**WHAT IS ASKED:** Update the rows below by replacing every "dc-value" with "offset-value" and keeping everything else unchanged. Omit the pictures from your answer.

Element region listings:
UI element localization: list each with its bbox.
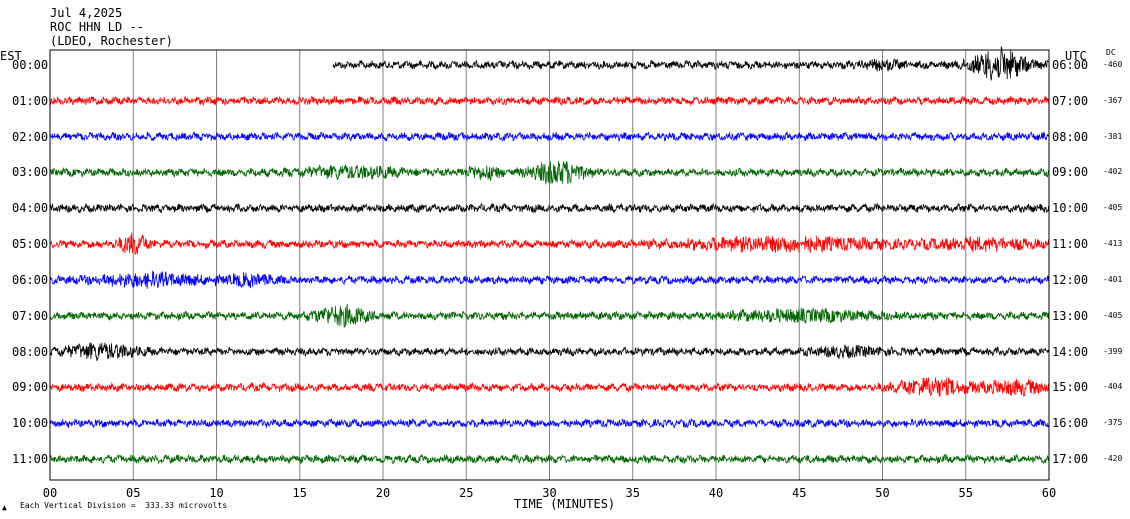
est-label: 04:00 — [12, 201, 49, 216]
utc-label: 16:00 — [1052, 416, 1089, 431]
x-tick-label: 55 — [959, 486, 973, 500]
x-tick-label: 20 — [376, 486, 390, 500]
est-label: 03:00 — [12, 165, 49, 180]
dc-value: -402 — [1103, 167, 1123, 177]
x-tick-label: 00 — [43, 486, 57, 500]
x-tick-label: 25 — [459, 486, 473, 500]
utc-label: 09:00 — [1052, 165, 1089, 180]
x-tick-label: 45 — [792, 486, 806, 500]
footer-note: Each Vertical Division = 333.33 microvol… — [20, 501, 228, 510]
plot-frame — [49, 49, 1050, 481]
trace-0400 — [49, 202, 1050, 215]
trace-0600 — [49, 270, 1050, 289]
trace-0700 — [49, 303, 1050, 328]
trace-group — [49, 45, 1050, 465]
trace-0800 — [49, 342, 1050, 361]
grid-lines — [132, 50, 967, 480]
utc-label: 07:00 — [1052, 93, 1089, 108]
utc-label: 11:00 — [1052, 237, 1089, 252]
utc-label: 15:00 — [1052, 380, 1089, 395]
header-station: ROC HHN LD -- — [50, 20, 144, 34]
dc-value: -375 — [1103, 418, 1123, 428]
x-tick-label: 35 — [626, 486, 640, 500]
utc-label: 06:00 — [1052, 57, 1089, 72]
x-tick-label: 40 — [709, 486, 723, 500]
trace-0200 — [49, 130, 1050, 143]
trace-0300 — [49, 160, 1050, 185]
trace-0900 — [49, 377, 1050, 397]
utc-label: 12:00 — [1052, 272, 1089, 287]
est-label: 05:00 — [12, 237, 49, 252]
right-axis-label: UTC — [1065, 49, 1087, 63]
trace-0000 — [332, 45, 1050, 81]
left-axis-label: EST — [0, 49, 22, 63]
x-tick-label: 50 — [875, 486, 889, 500]
utc-label: 10:00 — [1052, 201, 1089, 216]
header-network: (LDEO, Rochester) — [50, 34, 173, 48]
x-tick-label: 10 — [209, 486, 223, 500]
footer-mark: ▲ — [2, 503, 7, 512]
dc-value: -405 — [1103, 310, 1123, 320]
x-tick-label: 30 — [542, 486, 556, 500]
est-label: 00:00 — [12, 57, 49, 72]
x-tick-label: 05 — [126, 486, 140, 500]
dc-value: -401 — [1103, 274, 1123, 284]
utc-label: 13:00 — [1052, 308, 1089, 323]
trace-1000 — [49, 417, 1050, 429]
x-axis-title: TIME (MINUTES) — [514, 497, 616, 511]
est-label: 06:00 — [12, 272, 49, 287]
dc-value: -404 — [1103, 382, 1123, 392]
est-label: 08:00 — [12, 344, 49, 359]
est-label: 11:00 — [12, 452, 49, 467]
dc-label: DC — [1106, 48, 1116, 57]
utc-label: 14:00 — [1052, 344, 1089, 359]
est-label: 07:00 — [12, 308, 49, 323]
dc-value: -381 — [1103, 131, 1123, 141]
est-label: 10:00 — [12, 416, 49, 431]
est-label: 09:00 — [12, 380, 49, 395]
dc-value: -413 — [1103, 239, 1123, 249]
trace-1100 — [49, 453, 1050, 465]
x-axis-ticks: 00 05 10 15 20 25 30 35 40 45 50 55 60 — [43, 486, 1056, 500]
utc-label: 17:00 — [1052, 452, 1089, 467]
dc-value: -420 — [1103, 454, 1123, 464]
header-date: Jul 4,2025 — [50, 6, 123, 20]
utc-label: 08:00 — [1052, 129, 1089, 144]
dc-value: -460 — [1103, 59, 1123, 69]
dc-value: -405 — [1103, 203, 1123, 213]
x-tick-label: 15 — [293, 486, 307, 500]
dc-value: -399 — [1103, 346, 1123, 356]
est-label: 02:00 — [12, 129, 49, 144]
trace-0100 — [49, 95, 1050, 107]
x-tick-label: 60 — [1042, 486, 1056, 500]
est-label: 01:00 — [12, 93, 49, 108]
trace-0500 — [49, 232, 1050, 255]
dc-value: -367 — [1103, 95, 1123, 105]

**SOLUTION FOR THIS PROBLEM:**
UI element localization: list each with its bbox.
est-label: 04:00 — [12, 201, 49, 216]
utc-label: 16:00 — [1052, 416, 1089, 431]
x-tick-label: 55 — [959, 486, 973, 500]
x-tick-label: 20 — [376, 486, 390, 500]
est-label: 03:00 — [12, 165, 49, 180]
offset-value: -402 — [1103, 167, 1123, 177]
x-tick-label: 00 — [43, 486, 57, 500]
x-tick-label: 25 — [459, 486, 473, 500]
utc-label: 09:00 — [1052, 165, 1089, 180]
x-tick-label: 45 — [792, 486, 806, 500]
footer-note: Each Vertical Division = 333.33 microvol… — [20, 501, 228, 510]
plot-frame — [49, 49, 1050, 481]
trace-0400 — [49, 202, 1050, 215]
trace-0600 — [49, 270, 1050, 289]
trace-0700 — [49, 303, 1050, 328]
trace-group — [49, 45, 1050, 465]
trace-0800 — [49, 342, 1050, 361]
grid-lines — [132, 50, 967, 480]
utc-label: 07:00 — [1052, 93, 1089, 108]
utc-label: 11:00 — [1052, 237, 1089, 252]
utc-label: 15:00 — [1052, 380, 1089, 395]
header-station: ROC HHN LD -- — [50, 20, 144, 34]
offset-value: -375 — [1103, 418, 1123, 428]
x-tick-label: 35 — [626, 486, 640, 500]
utc-label: 06:00 — [1052, 57, 1089, 72]
x-tick-label: 40 — [709, 486, 723, 500]
trace-0200 — [49, 130, 1050, 143]
trace-0300 — [49, 160, 1050, 185]
trace-0900 — [49, 377, 1050, 397]
utc-label: 12:00 — [1052, 272, 1089, 287]
est-label: 05:00 — [12, 237, 49, 252]
right-axis-label: UTC — [1065, 49, 1087, 63]
trace-0000 — [332, 45, 1050, 81]
left-axis-label: EST — [0, 49, 22, 63]
x-tick-label: 50 — [875, 486, 889, 500]
utc-label: 10:00 — [1052, 201, 1089, 216]
header-network: (LDEO, Rochester) — [50, 34, 173, 48]
x-tick-label: 10 — [209, 486, 223, 500]
footer-mark: ▲ — [2, 503, 7, 512]
offset-value: -405 — [1103, 310, 1123, 320]
x-tick-label: 30 — [542, 486, 556, 500]
est-label: 00:00 — [12, 57, 49, 72]
x-tick-label: 05 — [126, 486, 140, 500]
offset-value: -401 — [1103, 274, 1123, 284]
utc-label: 13:00 — [1052, 308, 1089, 323]
trace-1000 — [49, 417, 1050, 429]
x-axis-title: TIME (MINUTES) — [514, 497, 616, 511]
est-label: 06:00 — [12, 272, 49, 287]
offset-value: -404 — [1103, 382, 1123, 392]
est-label: 08:00 — [12, 344, 49, 359]
est-label: 11:00 — [12, 452, 49, 467]
dc-label: DC — [1106, 48, 1116, 57]
utc-label: 14:00 — [1052, 344, 1089, 359]
est-label: 07:00 — [12, 308, 49, 323]
offset-value: -381 — [1103, 131, 1123, 141]
est-label: 10:00 — [12, 416, 49, 431]
est-label: 09:00 — [12, 380, 49, 395]
offset-value: -413 — [1103, 239, 1123, 249]
trace-1100 — [49, 453, 1050, 465]
x-axis-ticks: 00 05 10 15 20 25 30 35 40 45 50 55 60 — [43, 486, 1056, 500]
utc-label: 17:00 — [1052, 452, 1089, 467]
offset-value: -420 — [1103, 454, 1123, 464]
header-date: Jul 4,2025 — [50, 6, 123, 20]
utc-label: 08:00 — [1052, 129, 1089, 144]
offset-value: -460 — [1103, 59, 1123, 69]
offset-value: -405 — [1103, 203, 1123, 213]
x-tick-label: 15 — [293, 486, 307, 500]
offset-value: -399 — [1103, 346, 1123, 356]
est-label: 02:00 — [12, 129, 49, 144]
trace-0100 — [49, 95, 1050, 107]
x-tick-label: 60 — [1042, 486, 1056, 500]
est-label: 01:00 — [12, 93, 49, 108]
trace-0500 — [49, 232, 1050, 255]
offset-value: -367 — [1103, 95, 1123, 105]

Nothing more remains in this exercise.